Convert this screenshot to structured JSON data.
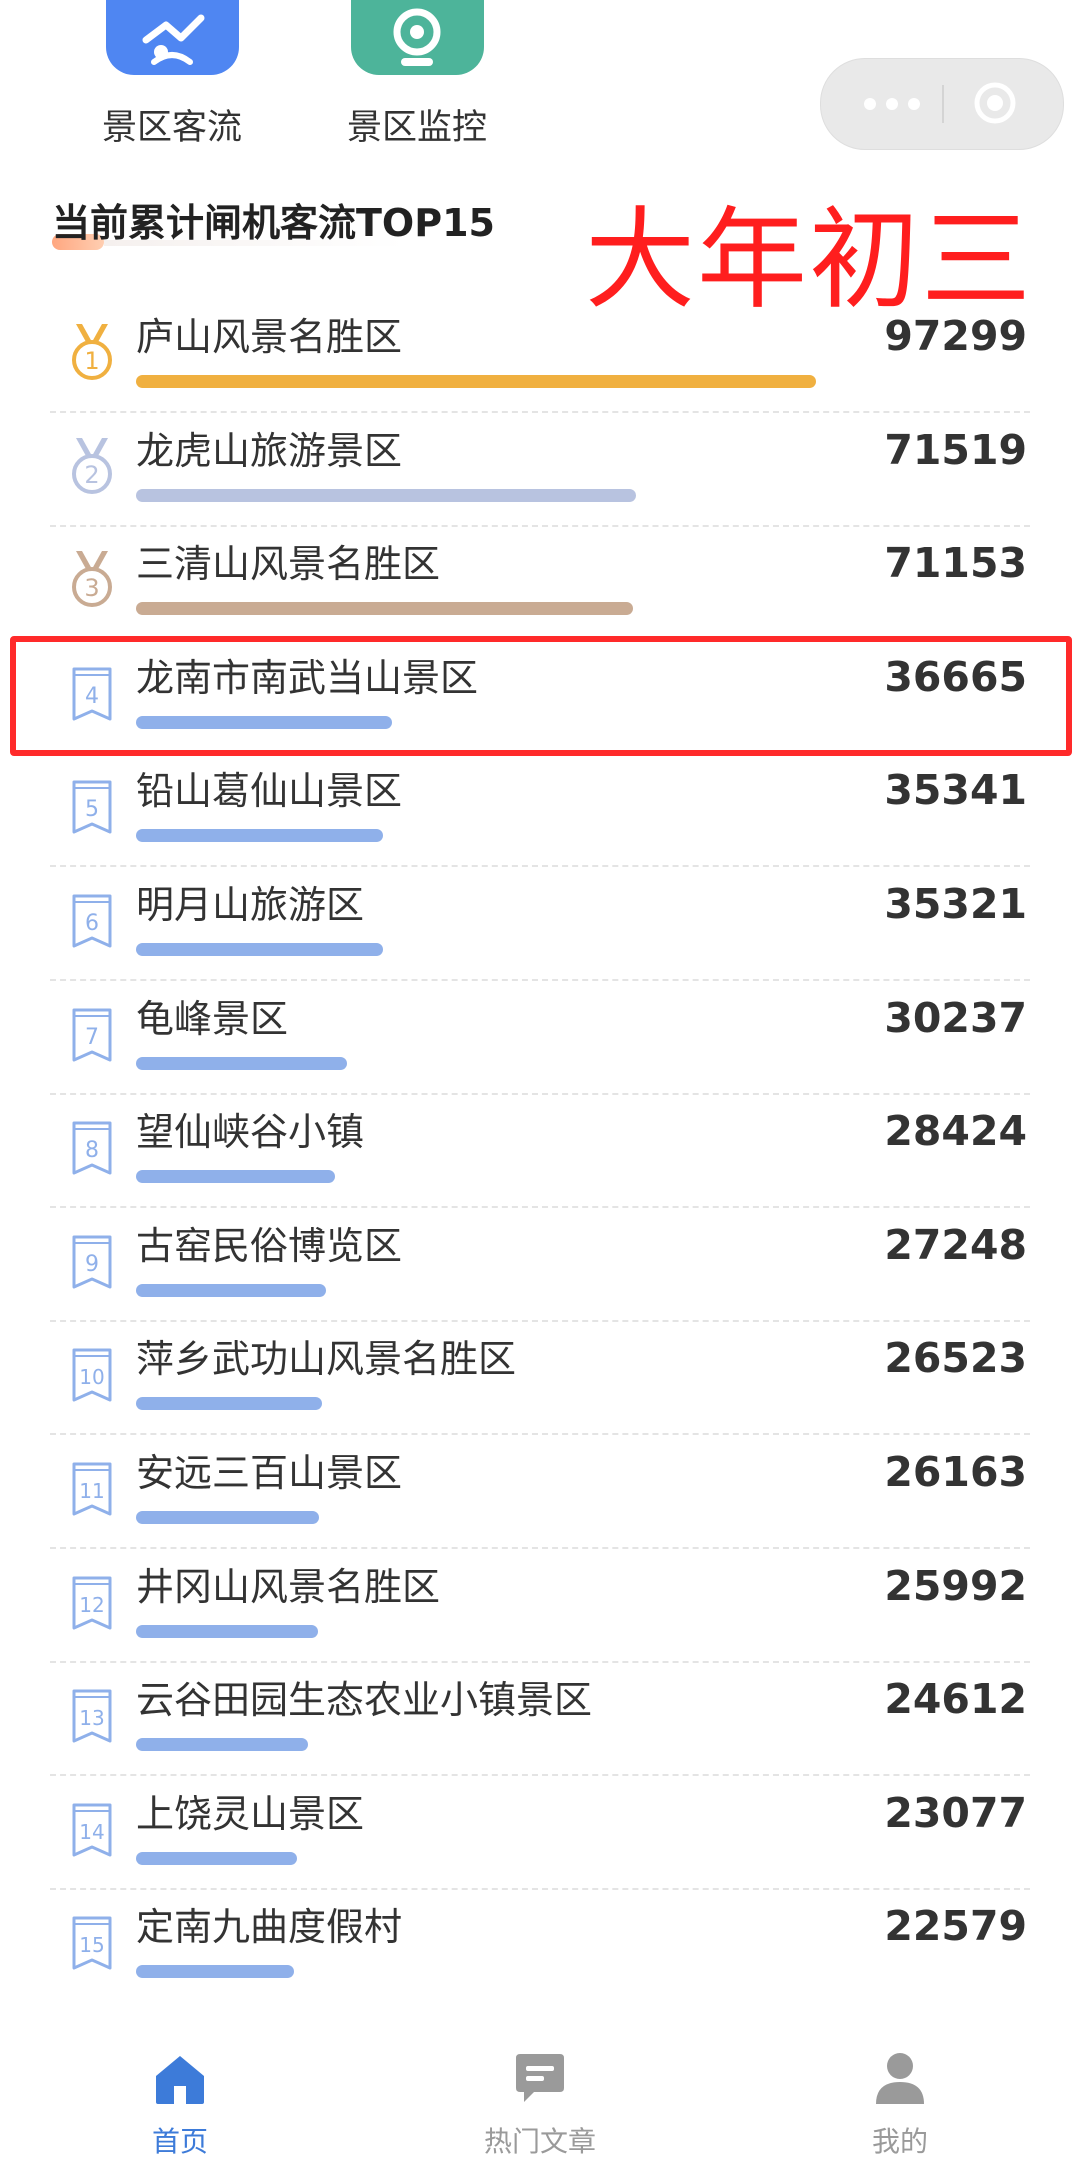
{
  "shortcuts": [
    {
      "label": "景区客流",
      "icon": "scenic-flow-icon"
    },
    {
      "label": "景区监控",
      "icon": "camera-icon"
    }
  ],
  "capsule": {
    "more_icon": "more-dots-icon",
    "close_icon": "target-close-icon"
  },
  "heading": {
    "title": "当前累计闸机客流TOP15"
  },
  "annotation": "大年初三",
  "colors": {
    "gold": "#f0b040",
    "silver": "#b8c3e0",
    "bronze": "#c9ab93",
    "blue_bar": "#8fb0ea",
    "highlight": "#ff2a2a",
    "tab_active": "#3d7bd9",
    "tab_inactive": "#9a9a9a"
  },
  "ranking": [
    {
      "rank": "1",
      "name": "庐山风景名胜区",
      "value": "97299",
      "share": 1.0,
      "badge": "gold-medal-icon",
      "color": "#f0b040"
    },
    {
      "rank": "2",
      "name": "龙虎山旅游景区",
      "value": "71519",
      "share": 0.735,
      "badge": "silver-medal-icon",
      "color": "#b8c3e0"
    },
    {
      "rank": "3",
      "name": "三清山风景名胜区",
      "value": "71153",
      "share": 0.731,
      "badge": "bronze-medal-icon",
      "color": "#c9ab93"
    },
    {
      "rank": "4",
      "name": "龙南市南武当山景区",
      "value": "36665",
      "share": 0.377,
      "badge": "rank-ribbon-icon",
      "color": "#8fb0ea"
    },
    {
      "rank": "5",
      "name": "铅山葛仙山景区",
      "value": "35341",
      "share": 0.363,
      "badge": "rank-ribbon-icon",
      "color": "#8fb0ea"
    },
    {
      "rank": "6",
      "name": "明月山旅游区",
      "value": "35321",
      "share": 0.363,
      "badge": "rank-ribbon-icon",
      "color": "#8fb0ea"
    },
    {
      "rank": "7",
      "name": "龟峰景区",
      "value": "30237",
      "share": 0.311,
      "badge": "rank-ribbon-icon",
      "color": "#8fb0ea"
    },
    {
      "rank": "8",
      "name": "望仙峡谷小镇",
      "value": "28424",
      "share": 0.292,
      "badge": "rank-ribbon-icon",
      "color": "#8fb0ea"
    },
    {
      "rank": "9",
      "name": "古窑民俗博览区",
      "value": "27248",
      "share": 0.28,
      "badge": "rank-ribbon-icon",
      "color": "#8fb0ea"
    },
    {
      "rank": "10",
      "name": "萍乡武功山风景名胜区",
      "value": "26523",
      "share": 0.273,
      "badge": "rank-ribbon-icon",
      "color": "#8fb0ea"
    },
    {
      "rank": "11",
      "name": "安远三百山景区",
      "value": "26163",
      "share": 0.269,
      "badge": "rank-ribbon-icon",
      "color": "#8fb0ea"
    },
    {
      "rank": "12",
      "name": "井冈山风景名胜区",
      "value": "25992",
      "share": 0.267,
      "badge": "rank-ribbon-icon",
      "color": "#8fb0ea"
    },
    {
      "rank": "13",
      "name": "云谷田园生态农业小镇景区",
      "value": "24612",
      "share": 0.253,
      "badge": "rank-ribbon-icon",
      "color": "#8fb0ea"
    },
    {
      "rank": "14",
      "name": "上饶灵山景区",
      "value": "23077",
      "share": 0.237,
      "badge": "rank-ribbon-icon",
      "color": "#8fb0ea"
    },
    {
      "rank": "15",
      "name": "定南九曲度假村",
      "value": "22579",
      "share": 0.232,
      "badge": "rank-ribbon-icon",
      "color": "#8fb0ea"
    }
  ],
  "tabs": [
    {
      "label": "首页",
      "icon": "home-icon",
      "active": true
    },
    {
      "label": "热门文章",
      "icon": "article-bubble-icon",
      "active": false
    },
    {
      "label": "我的",
      "icon": "profile-icon",
      "active": false
    }
  ]
}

....................

_Goal_
Pictures excluded, quote all the data above exactly.

_Reply to the exercise_
Convert this screenshot to structured JSON data.
{
  "shortcuts": [
    {
      "label": "景区客流",
      "icon": "scenic-flow-icon"
    },
    {
      "label": "景区监控",
      "icon": "camera-icon"
    }
  ],
  "capsule": {
    "more_icon": "more-dots-icon",
    "close_icon": "target-close-icon"
  },
  "heading": {
    "title": "当前累计闸机客流TOP15"
  },
  "annotation": "大年初三",
  "colors": {
    "gold": "#f0b040",
    "silver": "#b8c3e0",
    "bronze": "#c9ab93",
    "blue_bar": "#8fb0ea",
    "highlight": "#ff2a2a",
    "tab_active": "#3d7bd9",
    "tab_inactive": "#9a9a9a"
  },
  "ranking": [
    {
      "rank": "1",
      "name": "庐山风景名胜区",
      "value": "97299",
      "share": 1.0,
      "badge": "gold-medal-icon",
      "color": "#f0b040"
    },
    {
      "rank": "2",
      "name": "龙虎山旅游景区",
      "value": "71519",
      "share": 0.735,
      "badge": "silver-medal-icon",
      "color": "#b8c3e0"
    },
    {
      "rank": "3",
      "name": "三清山风景名胜区",
      "value": "71153",
      "share": 0.731,
      "badge": "bronze-medal-icon",
      "color": "#c9ab93"
    },
    {
      "rank": "4",
      "name": "龙南市南武当山景区",
      "value": "36665",
      "share": 0.377,
      "badge": "rank-ribbon-icon",
      "color": "#8fb0ea"
    },
    {
      "rank": "5",
      "name": "铅山葛仙山景区",
      "value": "35341",
      "share": 0.363,
      "badge": "rank-ribbon-icon",
      "color": "#8fb0ea"
    },
    {
      "rank": "6",
      "name": "明月山旅游区",
      "value": "35321",
      "share": 0.363,
      "badge": "rank-ribbon-icon",
      "color": "#8fb0ea"
    },
    {
      "rank": "7",
      "name": "龟峰景区",
      "value": "30237",
      "share": 0.311,
      "badge": "rank-ribbon-icon",
      "color": "#8fb0ea"
    },
    {
      "rank": "8",
      "name": "望仙峡谷小镇",
      "value": "28424",
      "share": 0.292,
      "badge": "rank-ribbon-icon",
      "color": "#8fb0ea"
    },
    {
      "rank": "9",
      "name": "古窑民俗博览区",
      "value": "27248",
      "share": 0.28,
      "badge": "rank-ribbon-icon",
      "color": "#8fb0ea"
    },
    {
      "rank": "10",
      "name": "萍乡武功山风景名胜区",
      "value": "26523",
      "share": 0.273,
      "badge": "rank-ribbon-icon",
      "color": "#8fb0ea"
    },
    {
      "rank": "11",
      "name": "安远三百山景区",
      "value": "26163",
      "share": 0.269,
      "badge": "rank-ribbon-icon",
      "color": "#8fb0ea"
    },
    {
      "rank": "12",
      "name": "井冈山风景名胜区",
      "value": "25992",
      "share": 0.267,
      "badge": "rank-ribbon-icon",
      "color": "#8fb0ea"
    },
    {
      "rank": "13",
      "name": "云谷田园生态农业小镇景区",
      "value": "24612",
      "share": 0.253,
      "badge": "rank-ribbon-icon",
      "color": "#8fb0ea"
    },
    {
      "rank": "14",
      "name": "上饶灵山景区",
      "value": "23077",
      "share": 0.237,
      "badge": "rank-ribbon-icon",
      "color": "#8fb0ea"
    },
    {
      "rank": "15",
      "name": "定南九曲度假村",
      "value": "22579",
      "share": 0.232,
      "badge": "rank-ribbon-icon",
      "color": "#8fb0ea"
    }
  ],
  "tabs": [
    {
      "label": "首页",
      "icon": "home-icon",
      "active": true
    },
    {
      "label": "热门文章",
      "icon": "article-bubble-icon",
      "active": false
    },
    {
      "label": "我的",
      "icon": "profile-icon",
      "active": false
    }
  ]
}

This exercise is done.